Lines containing the word "Turbo" are to be counted; state their number and nothing further.

Available data:
-- Begin --

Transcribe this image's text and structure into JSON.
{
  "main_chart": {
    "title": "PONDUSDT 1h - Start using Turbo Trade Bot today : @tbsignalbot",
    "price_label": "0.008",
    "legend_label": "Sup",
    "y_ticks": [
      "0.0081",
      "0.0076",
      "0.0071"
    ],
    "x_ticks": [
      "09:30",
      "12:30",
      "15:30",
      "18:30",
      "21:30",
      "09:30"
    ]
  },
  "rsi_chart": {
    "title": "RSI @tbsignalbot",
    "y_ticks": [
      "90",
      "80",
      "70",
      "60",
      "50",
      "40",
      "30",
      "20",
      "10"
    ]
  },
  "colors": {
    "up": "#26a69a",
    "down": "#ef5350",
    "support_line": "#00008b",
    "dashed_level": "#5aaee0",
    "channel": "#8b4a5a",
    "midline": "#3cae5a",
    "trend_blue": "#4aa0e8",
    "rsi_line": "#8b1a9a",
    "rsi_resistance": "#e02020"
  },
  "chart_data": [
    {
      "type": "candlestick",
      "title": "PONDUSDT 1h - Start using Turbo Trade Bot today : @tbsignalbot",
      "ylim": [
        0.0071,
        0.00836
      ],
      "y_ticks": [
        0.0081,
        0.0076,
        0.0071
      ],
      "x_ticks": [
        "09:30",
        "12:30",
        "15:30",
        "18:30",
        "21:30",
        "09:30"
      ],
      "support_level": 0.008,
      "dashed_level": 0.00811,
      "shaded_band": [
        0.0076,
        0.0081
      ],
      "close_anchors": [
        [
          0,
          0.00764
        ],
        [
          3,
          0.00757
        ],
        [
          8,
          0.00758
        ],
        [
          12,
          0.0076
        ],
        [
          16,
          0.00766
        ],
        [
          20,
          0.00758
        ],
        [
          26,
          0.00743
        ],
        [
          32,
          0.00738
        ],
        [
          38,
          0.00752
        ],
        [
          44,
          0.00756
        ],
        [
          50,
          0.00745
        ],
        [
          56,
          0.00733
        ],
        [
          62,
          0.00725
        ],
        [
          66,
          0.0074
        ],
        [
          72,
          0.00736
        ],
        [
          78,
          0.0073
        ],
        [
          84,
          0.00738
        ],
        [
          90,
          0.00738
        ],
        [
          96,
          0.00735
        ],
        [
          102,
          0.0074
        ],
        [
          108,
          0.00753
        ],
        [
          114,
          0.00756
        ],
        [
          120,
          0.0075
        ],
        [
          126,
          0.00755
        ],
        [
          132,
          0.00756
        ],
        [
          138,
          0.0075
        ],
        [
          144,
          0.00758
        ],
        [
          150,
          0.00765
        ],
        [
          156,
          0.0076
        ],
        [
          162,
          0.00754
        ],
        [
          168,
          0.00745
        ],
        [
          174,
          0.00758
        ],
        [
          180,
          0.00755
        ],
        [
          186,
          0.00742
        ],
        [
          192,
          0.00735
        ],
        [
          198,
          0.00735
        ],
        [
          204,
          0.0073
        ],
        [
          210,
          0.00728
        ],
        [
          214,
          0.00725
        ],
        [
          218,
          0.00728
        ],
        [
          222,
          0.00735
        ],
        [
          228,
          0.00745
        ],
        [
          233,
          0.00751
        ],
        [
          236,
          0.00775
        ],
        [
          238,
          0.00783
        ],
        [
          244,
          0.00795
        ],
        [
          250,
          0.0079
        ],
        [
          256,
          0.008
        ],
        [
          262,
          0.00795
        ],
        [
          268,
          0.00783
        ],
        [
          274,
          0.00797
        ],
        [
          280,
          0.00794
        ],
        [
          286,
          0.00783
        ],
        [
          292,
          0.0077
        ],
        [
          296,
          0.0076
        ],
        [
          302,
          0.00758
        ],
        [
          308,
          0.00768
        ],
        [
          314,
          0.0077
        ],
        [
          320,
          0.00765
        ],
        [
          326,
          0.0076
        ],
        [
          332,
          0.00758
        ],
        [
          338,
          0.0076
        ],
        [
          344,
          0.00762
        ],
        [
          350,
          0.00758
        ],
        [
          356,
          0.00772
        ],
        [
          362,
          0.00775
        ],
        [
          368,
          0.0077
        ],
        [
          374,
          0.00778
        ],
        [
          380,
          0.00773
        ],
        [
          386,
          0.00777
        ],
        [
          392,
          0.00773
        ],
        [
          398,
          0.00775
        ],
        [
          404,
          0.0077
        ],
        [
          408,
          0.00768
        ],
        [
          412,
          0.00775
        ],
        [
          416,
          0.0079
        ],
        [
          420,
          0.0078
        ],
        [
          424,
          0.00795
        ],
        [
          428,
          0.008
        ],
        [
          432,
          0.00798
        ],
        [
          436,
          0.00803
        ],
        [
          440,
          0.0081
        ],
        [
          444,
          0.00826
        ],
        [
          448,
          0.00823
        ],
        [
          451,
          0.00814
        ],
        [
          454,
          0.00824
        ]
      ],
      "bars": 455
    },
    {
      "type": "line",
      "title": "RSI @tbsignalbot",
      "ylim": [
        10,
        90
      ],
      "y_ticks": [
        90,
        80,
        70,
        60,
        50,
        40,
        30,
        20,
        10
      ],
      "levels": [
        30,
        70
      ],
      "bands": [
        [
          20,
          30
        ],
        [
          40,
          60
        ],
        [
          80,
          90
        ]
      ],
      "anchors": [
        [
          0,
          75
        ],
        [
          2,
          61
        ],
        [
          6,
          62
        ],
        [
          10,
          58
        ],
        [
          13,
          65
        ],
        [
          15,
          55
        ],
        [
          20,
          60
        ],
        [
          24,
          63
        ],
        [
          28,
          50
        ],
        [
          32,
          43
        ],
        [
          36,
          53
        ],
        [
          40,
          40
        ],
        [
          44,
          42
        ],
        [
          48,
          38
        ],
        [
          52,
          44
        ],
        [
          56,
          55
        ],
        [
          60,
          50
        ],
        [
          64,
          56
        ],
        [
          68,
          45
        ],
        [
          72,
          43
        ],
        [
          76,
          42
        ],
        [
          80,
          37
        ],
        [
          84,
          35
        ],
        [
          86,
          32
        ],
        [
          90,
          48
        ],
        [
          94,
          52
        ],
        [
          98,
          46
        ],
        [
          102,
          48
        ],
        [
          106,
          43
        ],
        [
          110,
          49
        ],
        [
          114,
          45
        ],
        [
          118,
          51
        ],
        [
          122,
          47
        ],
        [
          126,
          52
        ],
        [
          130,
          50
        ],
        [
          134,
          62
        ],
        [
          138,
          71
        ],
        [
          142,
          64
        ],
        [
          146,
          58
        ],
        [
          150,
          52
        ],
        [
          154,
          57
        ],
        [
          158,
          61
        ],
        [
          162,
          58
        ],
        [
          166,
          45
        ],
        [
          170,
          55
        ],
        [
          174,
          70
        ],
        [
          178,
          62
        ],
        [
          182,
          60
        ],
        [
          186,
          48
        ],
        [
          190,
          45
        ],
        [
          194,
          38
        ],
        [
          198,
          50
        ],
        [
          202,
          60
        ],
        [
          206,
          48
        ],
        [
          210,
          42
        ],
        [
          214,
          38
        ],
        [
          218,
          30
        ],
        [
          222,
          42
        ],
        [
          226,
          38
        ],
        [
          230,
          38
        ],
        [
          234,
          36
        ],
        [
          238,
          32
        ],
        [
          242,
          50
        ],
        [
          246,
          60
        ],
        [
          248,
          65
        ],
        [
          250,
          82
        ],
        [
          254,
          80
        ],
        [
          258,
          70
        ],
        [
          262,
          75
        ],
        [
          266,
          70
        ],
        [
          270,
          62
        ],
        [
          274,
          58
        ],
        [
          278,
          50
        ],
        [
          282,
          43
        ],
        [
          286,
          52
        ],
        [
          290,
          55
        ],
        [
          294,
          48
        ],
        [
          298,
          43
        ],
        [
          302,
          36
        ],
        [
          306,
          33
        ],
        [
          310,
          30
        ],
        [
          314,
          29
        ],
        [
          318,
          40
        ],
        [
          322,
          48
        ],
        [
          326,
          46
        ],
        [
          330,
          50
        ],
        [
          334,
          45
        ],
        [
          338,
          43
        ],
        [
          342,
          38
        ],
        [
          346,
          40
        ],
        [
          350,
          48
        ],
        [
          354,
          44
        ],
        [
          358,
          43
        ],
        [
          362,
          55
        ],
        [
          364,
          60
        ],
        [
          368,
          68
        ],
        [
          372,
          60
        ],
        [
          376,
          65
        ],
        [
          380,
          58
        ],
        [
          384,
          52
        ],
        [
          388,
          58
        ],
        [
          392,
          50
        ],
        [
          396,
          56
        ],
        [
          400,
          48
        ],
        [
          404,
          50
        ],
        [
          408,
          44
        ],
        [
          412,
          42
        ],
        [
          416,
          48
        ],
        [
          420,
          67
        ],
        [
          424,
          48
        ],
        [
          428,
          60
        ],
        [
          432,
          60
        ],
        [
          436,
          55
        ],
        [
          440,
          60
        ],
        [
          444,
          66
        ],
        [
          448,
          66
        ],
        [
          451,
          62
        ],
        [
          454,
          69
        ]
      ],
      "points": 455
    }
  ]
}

-- End --

Response to this exercise:
2